Items from a dataset:
###
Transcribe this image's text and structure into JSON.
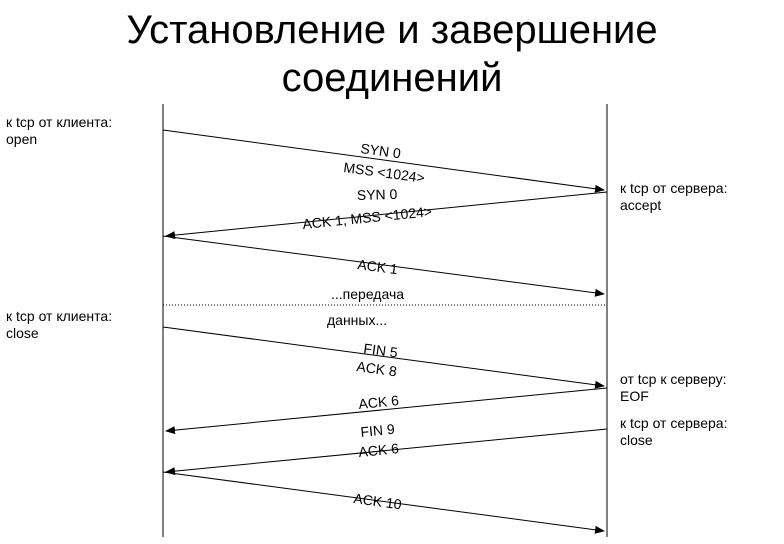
{
  "title": {
    "line1": "Установление и завершение",
    "line2": "соединений"
  },
  "labels": {
    "client_open": [
      "к tcp от клиента:",
      "open"
    ],
    "server_accept": [
      "к tcp от сервера:",
      "accept"
    ],
    "client_close": [
      "к tcp от клиента:",
      "close"
    ],
    "server_eof": [
      "от tcp к серверу:",
      "EOF"
    ],
    "server_close": [
      "к tcp от сервера:",
      "close"
    ]
  },
  "messages": {
    "syn0": "SYN 0",
    "mss_client": "MSS <1024>",
    "syn0_server": "SYN 0",
    "ack1_mss": "ACK 1, MSS <1024>",
    "ack1": "ACK 1",
    "transfer_1": "...передача",
    "transfer_2": "данных...",
    "fin5": "FIN 5",
    "ack8": "ACK 8",
    "ack6_a": "ACK 6",
    "fin9": "FIN 9",
    "ack6_b": "ACK 6",
    "ack10": "ACK 10"
  }
}
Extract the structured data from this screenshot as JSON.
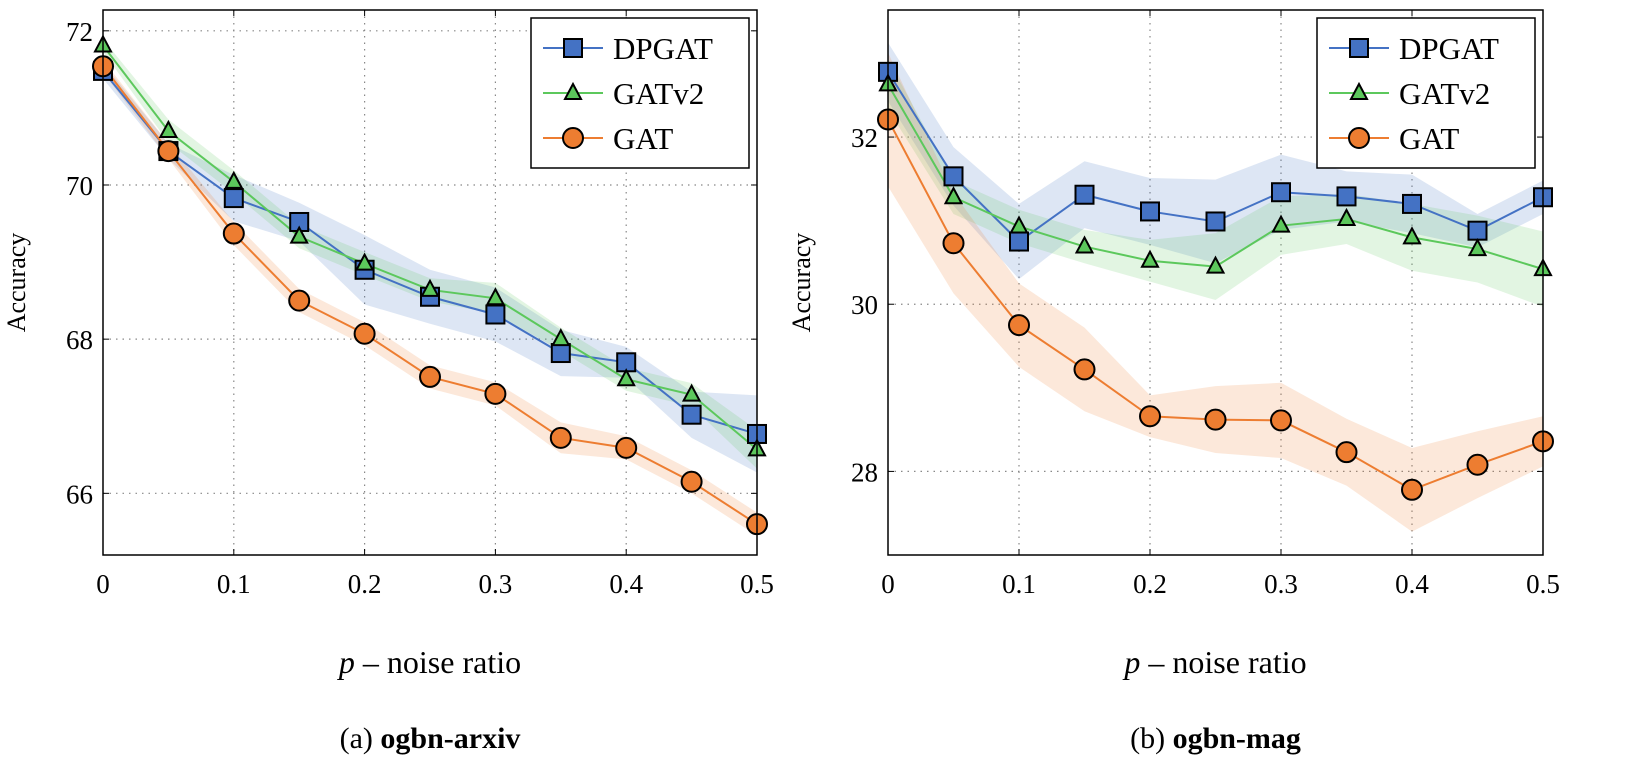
{
  "chart_data": [
    {
      "type": "line",
      "caption_prefix": "(a)",
      "caption_bold": "ogbn-arxiv",
      "xlabel_var": "p",
      "xlabel": "– noise ratio",
      "ylabel": "Accuracy",
      "xlim": [
        0,
        0.5
      ],
      "ylim": [
        65.2,
        72.27
      ],
      "xticks": [
        0,
        0.1,
        0.2,
        0.3,
        0.4,
        0.5
      ],
      "xtick_labels": [
        "0",
        "0.1",
        "0.2",
        "0.3",
        "0.4",
        "0.5"
      ],
      "yticks": [
        66,
        68,
        70,
        72
      ],
      "ytick_labels": [
        "66",
        "68",
        "70",
        "72"
      ],
      "grid": true,
      "legend": "top-right",
      "x": [
        0,
        0.05,
        0.1,
        0.15,
        0.2,
        0.25,
        0.3,
        0.35,
        0.4,
        0.45,
        0.5
      ],
      "series": [
        {
          "name": "DPGAT",
          "marker": "square",
          "color": "#4472c4",
          "values": [
            71.48,
            70.44,
            69.83,
            69.52,
            68.9,
            68.55,
            68.32,
            67.82,
            67.7,
            67.02,
            66.77
          ],
          "band": [
            0.1,
            0.1,
            0.3,
            0.25,
            0.45,
            0.35,
            0.35,
            0.3,
            0.2,
            0.3,
            0.5
          ]
        },
        {
          "name": "GATv2",
          "marker": "triangle",
          "color": "#5cc85c",
          "values": [
            71.81,
            70.7,
            70.04,
            69.33,
            68.98,
            68.64,
            68.53,
            68.0,
            67.48,
            67.28,
            66.57
          ],
          "band": [
            0.08,
            0.15,
            0.15,
            0.15,
            0.15,
            0.15,
            0.2,
            0.15,
            0.15,
            0.15,
            0.25
          ]
        },
        {
          "name": "GAT",
          "marker": "circle",
          "color": "#ed7d31",
          "values": [
            71.54,
            70.44,
            69.37,
            68.5,
            68.07,
            67.51,
            67.29,
            66.72,
            66.59,
            66.15,
            65.6
          ],
          "band": [
            0.08,
            0.1,
            0.15,
            0.15,
            0.15,
            0.15,
            0.15,
            0.2,
            0.15,
            0.15,
            0.15
          ]
        }
      ]
    },
    {
      "type": "line",
      "caption_prefix": "(b)",
      "caption_bold": "ogbn-mag",
      "xlabel_var": "p",
      "xlabel": "– noise ratio",
      "ylabel": "Accuracy",
      "xlim": [
        0,
        0.5
      ],
      "ylim": [
        27.0,
        33.52
      ],
      "xticks": [
        0,
        0.1,
        0.2,
        0.3,
        0.4,
        0.5
      ],
      "xtick_labels": [
        "0",
        "0.1",
        "0.2",
        "0.3",
        "0.4",
        "0.5"
      ],
      "yticks": [
        28,
        30,
        32
      ],
      "ytick_labels": [
        "28",
        "30",
        "32"
      ],
      "grid": true,
      "legend": "top-right",
      "x": [
        0,
        0.05,
        0.1,
        0.15,
        0.2,
        0.25,
        0.3,
        0.35,
        0.4,
        0.45,
        0.5
      ],
      "series": [
        {
          "name": "DPGAT",
          "marker": "square",
          "color": "#4472c4",
          "values": [
            32.78,
            31.53,
            30.75,
            31.31,
            31.11,
            30.99,
            31.34,
            31.29,
            31.2,
            30.88,
            31.28
          ],
          "band": [
            0.35,
            0.35,
            0.45,
            0.4,
            0.4,
            0.5,
            0.45,
            0.3,
            0.35,
            0.2,
            0.2
          ]
        },
        {
          "name": "GATv2",
          "marker": "triangle",
          "color": "#5cc85c",
          "values": [
            32.63,
            31.28,
            30.93,
            30.69,
            30.52,
            30.45,
            30.94,
            31.02,
            30.8,
            30.66,
            30.42
          ],
          "band": [
            0.3,
            0.2,
            0.2,
            0.2,
            0.25,
            0.4,
            0.35,
            0.3,
            0.4,
            0.4,
            0.45
          ]
        },
        {
          "name": "GAT",
          "marker": "circle",
          "color": "#ed7d31",
          "values": [
            32.21,
            30.73,
            29.75,
            29.22,
            28.66,
            28.62,
            28.61,
            28.23,
            27.78,
            28.08,
            28.36
          ],
          "band": [
            0.8,
            0.6,
            0.5,
            0.5,
            0.25,
            0.4,
            0.45,
            0.4,
            0.5,
            0.4,
            0.3
          ]
        }
      ]
    }
  ]
}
###
## Direction
Are you able to set down all the lines above exactly, without any pictures?

## Full solution
Transcribe this image's text and structure into JSON.
{
  "title": {
    "line1": "Установление и завершение",
    "line2": "соединений"
  },
  "labels": {
    "client_open": [
      "к tcp от клиента:",
      "open"
    ],
    "server_accept": [
      "к tcp от сервера:",
      "accept"
    ],
    "client_close": [
      "к tcp от клиента:",
      "close"
    ],
    "server_eof": [
      "от tcp к серверу:",
      "EOF"
    ],
    "server_close": [
      "к tcp от сервера:",
      "close"
    ]
  },
  "messages": {
    "syn0": "SYN 0",
    "mss_client": "MSS <1024>",
    "syn0_server": "SYN 0",
    "ack1_mss": "ACK 1, MSS <1024>",
    "ack1": "ACK 1",
    "transfer_1": "...передача",
    "transfer_2": "данных...",
    "fin5": "FIN 5",
    "ack8": "ACK 8",
    "ack6_a": "ACK 6",
    "fin9": "FIN 9",
    "ack6_b": "ACK 6",
    "ack10": "ACK 10"
  }
}
Extract the structured data from this screenshot as JSON.
{
  "chart_data": [
    {
      "type": "line",
      "caption_prefix": "(a)",
      "caption_bold": "ogbn-arxiv",
      "xlabel_var": "p",
      "xlabel": "– noise ratio",
      "ylabel": "Accuracy",
      "xlim": [
        0,
        0.5
      ],
      "ylim": [
        65.2,
        72.27
      ],
      "xticks": [
        0,
        0.1,
        0.2,
        0.3,
        0.4,
        0.5
      ],
      "xtick_labels": [
        "0",
        "0.1",
        "0.2",
        "0.3",
        "0.4",
        "0.5"
      ],
      "yticks": [
        66,
        68,
        70,
        72
      ],
      "ytick_labels": [
        "66",
        "68",
        "70",
        "72"
      ],
      "grid": true,
      "legend": "top-right",
      "x": [
        0,
        0.05,
        0.1,
        0.15,
        0.2,
        0.25,
        0.3,
        0.35,
        0.4,
        0.45,
        0.5
      ],
      "series": [
        {
          "name": "DPGAT",
          "marker": "square",
          "color": "#4472c4",
          "values": [
            71.48,
            70.44,
            69.83,
            69.52,
            68.9,
            68.55,
            68.32,
            67.82,
            67.7,
            67.02,
            66.77
          ],
          "band": [
            0.1,
            0.1,
            0.3,
            0.25,
            0.45,
            0.35,
            0.35,
            0.3,
            0.2,
            0.3,
            0.5
          ]
        },
        {
          "name": "GATv2",
          "marker": "triangle",
          "color": "#5cc85c",
          "values": [
            71.81,
            70.7,
            70.04,
            69.33,
            68.98,
            68.64,
            68.53,
            68.0,
            67.48,
            67.28,
            66.57
          ],
          "band": [
            0.08,
            0.15,
            0.15,
            0.15,
            0.15,
            0.15,
            0.2,
            0.15,
            0.15,
            0.15,
            0.25
          ]
        },
        {
          "name": "GAT",
          "marker": "circle",
          "color": "#ed7d31",
          "values": [
            71.54,
            70.44,
            69.37,
            68.5,
            68.07,
            67.51,
            67.29,
            66.72,
            66.59,
            66.15,
            65.6
          ],
          "band": [
            0.08,
            0.1,
            0.15,
            0.15,
            0.15,
            0.15,
            0.15,
            0.2,
            0.15,
            0.15,
            0.15
          ]
        }
      ]
    },
    {
      "type": "line",
      "caption_prefix": "(b)",
      "caption_bold": "ogbn-mag",
      "xlabel_var": "p",
      "xlabel": "– noise ratio",
      "ylabel": "Accuracy",
      "xlim": [
        0,
        0.5
      ],
      "ylim": [
        27.0,
        33.52
      ],
      "xticks": [
        0,
        0.1,
        0.2,
        0.3,
        0.4,
        0.5
      ],
      "xtick_labels": [
        "0",
        "0.1",
        "0.2",
        "0.3",
        "0.4",
        "0.5"
      ],
      "yticks": [
        28,
        30,
        32
      ],
      "ytick_labels": [
        "28",
        "30",
        "32"
      ],
      "grid": true,
      "legend": "top-right",
      "x": [
        0,
        0.05,
        0.1,
        0.15,
        0.2,
        0.25,
        0.3,
        0.35,
        0.4,
        0.45,
        0.5
      ],
      "series": [
        {
          "name": "DPGAT",
          "marker": "square",
          "color": "#4472c4",
          "values": [
            32.78,
            31.53,
            30.75,
            31.31,
            31.11,
            30.99,
            31.34,
            31.29,
            31.2,
            30.88,
            31.28
          ],
          "band": [
            0.35,
            0.35,
            0.45,
            0.4,
            0.4,
            0.5,
            0.45,
            0.3,
            0.35,
            0.2,
            0.2
          ]
        },
        {
          "name": "GATv2",
          "marker": "triangle",
          "color": "#5cc85c",
          "values": [
            32.63,
            31.28,
            30.93,
            30.69,
            30.52,
            30.45,
            30.94,
            31.02,
            30.8,
            30.66,
            30.42
          ],
          "band": [
            0.3,
            0.2,
            0.2,
            0.2,
            0.25,
            0.4,
            0.35,
            0.3,
            0.4,
            0.4,
            0.45
          ]
        },
        {
          "name": "GAT",
          "marker": "circle",
          "color": "#ed7d31",
          "values": [
            32.21,
            30.73,
            29.75,
            29.22,
            28.66,
            28.62,
            28.61,
            28.23,
            27.78,
            28.08,
            28.36
          ],
          "band": [
            0.8,
            0.6,
            0.5,
            0.5,
            0.25,
            0.4,
            0.45,
            0.4,
            0.5,
            0.4,
            0.3
          ]
        }
      ]
    }
  ]
}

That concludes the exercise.